Required task:
Set down each line of the data below exactly as it stands, dropping the pictures.

Collection entries:
>> Begin

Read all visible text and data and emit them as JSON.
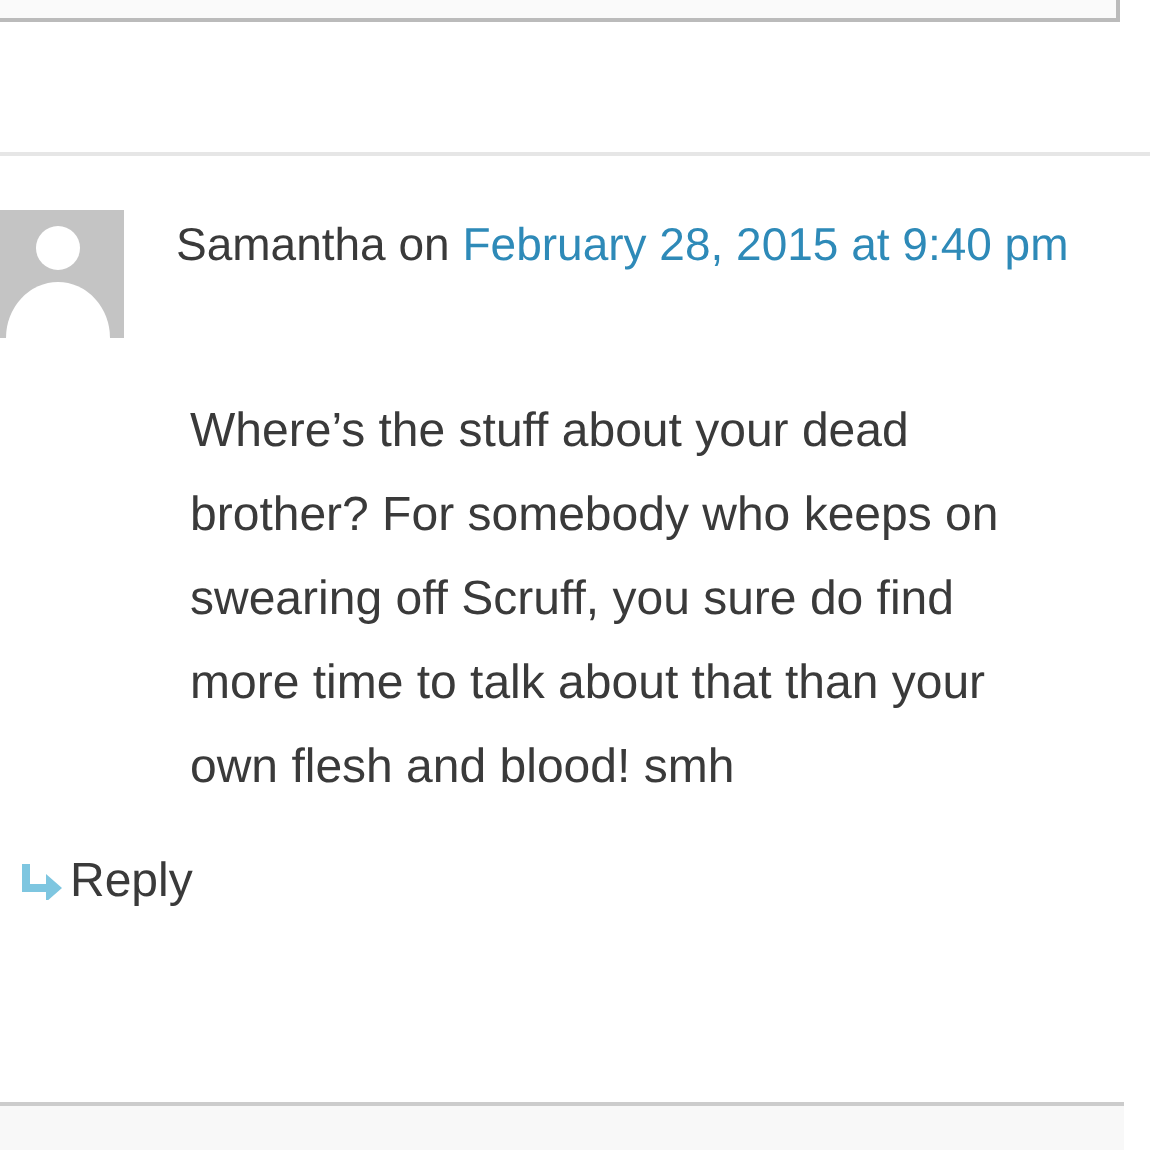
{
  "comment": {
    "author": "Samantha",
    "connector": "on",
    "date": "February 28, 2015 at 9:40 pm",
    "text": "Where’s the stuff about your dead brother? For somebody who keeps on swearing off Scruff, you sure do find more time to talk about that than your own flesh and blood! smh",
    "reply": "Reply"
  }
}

>> End

Reply:
Read all visible text and data and emit them as JSON.
{
  "comment": {
    "author": "Samantha",
    "connector": "on",
    "date": "February 28, 2015 at 9:40 pm",
    "text": "Where’s the stuff about your dead brother? For somebody who keeps on swearing off Scruff, you sure do find more time to talk about that than your own flesh and blood! smh",
    "reply": "Reply"
  }
}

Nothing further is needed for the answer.